▸ **Directions for this task**: Set down the whole listing verbatim.

▸ **Exercise materials**:
........

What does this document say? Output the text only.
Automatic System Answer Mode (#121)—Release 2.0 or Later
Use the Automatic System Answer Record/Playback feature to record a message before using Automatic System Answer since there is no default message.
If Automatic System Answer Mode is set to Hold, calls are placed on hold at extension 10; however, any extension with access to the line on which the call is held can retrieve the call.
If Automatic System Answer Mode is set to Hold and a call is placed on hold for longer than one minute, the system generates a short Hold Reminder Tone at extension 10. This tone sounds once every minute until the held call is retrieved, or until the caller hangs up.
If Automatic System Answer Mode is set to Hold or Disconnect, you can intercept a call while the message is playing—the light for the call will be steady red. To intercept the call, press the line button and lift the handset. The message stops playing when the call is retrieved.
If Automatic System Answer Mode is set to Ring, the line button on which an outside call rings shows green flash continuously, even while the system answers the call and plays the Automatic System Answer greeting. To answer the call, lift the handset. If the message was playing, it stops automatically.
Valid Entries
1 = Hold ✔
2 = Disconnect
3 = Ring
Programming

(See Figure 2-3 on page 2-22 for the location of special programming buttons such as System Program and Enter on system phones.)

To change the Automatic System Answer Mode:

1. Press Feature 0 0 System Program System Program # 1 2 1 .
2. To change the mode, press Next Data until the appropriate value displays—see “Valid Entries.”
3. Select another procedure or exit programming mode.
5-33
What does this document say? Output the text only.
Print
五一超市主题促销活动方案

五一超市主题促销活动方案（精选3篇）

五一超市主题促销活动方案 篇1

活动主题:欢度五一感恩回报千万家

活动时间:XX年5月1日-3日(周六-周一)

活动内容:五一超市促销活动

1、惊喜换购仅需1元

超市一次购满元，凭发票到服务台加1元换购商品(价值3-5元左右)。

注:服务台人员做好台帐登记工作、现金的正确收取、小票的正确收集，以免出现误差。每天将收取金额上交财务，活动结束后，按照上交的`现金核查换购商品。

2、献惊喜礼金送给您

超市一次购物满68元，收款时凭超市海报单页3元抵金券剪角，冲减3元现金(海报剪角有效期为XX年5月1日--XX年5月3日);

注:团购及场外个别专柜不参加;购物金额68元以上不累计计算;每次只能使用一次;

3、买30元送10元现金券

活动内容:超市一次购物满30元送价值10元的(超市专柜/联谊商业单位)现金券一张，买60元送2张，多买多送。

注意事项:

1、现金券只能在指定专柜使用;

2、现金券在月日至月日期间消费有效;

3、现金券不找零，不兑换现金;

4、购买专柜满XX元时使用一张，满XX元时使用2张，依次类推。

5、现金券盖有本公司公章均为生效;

........

▸ **Full response**:
What does this document say? Output the text only.
Automatic System Answer Mode (#121)—Release 2.0 or Later
Use the Automatic System Answer Record/Playback feature to record a message before using Automatic System Answer since there is no default message.
If Automatic System Answer Mode is set to Hold, calls are placed on hold at extension 10; however, any extension with access to the line on which the call is held can retrieve the call.
If Automatic System Answer Mode is set to Hold and a call is placed on hold for longer than one minute, the system generates a short Hold Reminder Tone at extension 10. This tone sounds once every minute until the held call is retrieved, or until the caller hangs up.
If Automatic System Answer Mode is set to Hold or Disconnect, you can intercept a call while the message is playing—the light for the call will be steady red. To intercept the call, press the line button and lift the handset. The message stops playing when the call is retrieved.
If Automatic System Answer Mode is set to Ring, the line button on which an outside call rings shows green flash continuously, even while the system answers the call and plays the Automatic System Answer greeting. To answer the call, lift the handset. If the message was playing, it stops automatically.
Valid Entries
1 = Hold ✔
2 = Disconnect
3 = Ring
Programming

(See Figure 2-3 on page 2-22 for the location of special programming buttons such as System Program and Enter on system phones.)

To change the Automatic System Answer Mode:

1. Press Feature 0 0 System Program System Program # 1 2 1 .
2. To change the mode, press Next Data until the appropriate value displays—see “Valid Entries.”
3. Select another procedure or exit programming mode.
5-33
What does this document say? Output the text only.
Print
五一超市主题促销活动方案

五一超市主题促销活动方案（精选3篇）

五一超市主题促销活动方案 篇1

活动主题:欢度五一感恩回报千万家

活动时间:XX年5月1日-3日(周六-周一)

活动内容:五一超市促销活动

1、惊喜换购仅需1元

超市一次购满元，凭发票到服务台加1元换购商品(价值3-5元左右)。

注:服务台人员做好台帐登记工作、现金的正确收取、小票的正确收集，以免出现误差。每天将收取金额上交财务，活动结束后，按照上交的`现金核查换购商品。

2、献惊喜礼金送给您

超市一次购物满68元，收款时凭超市海报单页3元抵金券剪角，冲减3元现金(海报剪角有效期为XX年5月1日--XX年5月3日);

注:团购及场外个别专柜不参加;购物金额68元以上不累计计算;每次只能使用一次;

3、买30元送10元现金券

活动内容:超市一次购物满30元送价值10元的(超市专柜/联谊商业单位)现金券一张，买60元送2张，多买多送。

注意事项:

1、现金券只能在指定专柜使用;

2、现金券在月日至月日期间消费有效;

3、现金券不找零，不兑换现金;

4、购买专柜满XX元时使用一张，满XX元时使用2张，依次类推。

5、现金券盖有本公司公章均为生效;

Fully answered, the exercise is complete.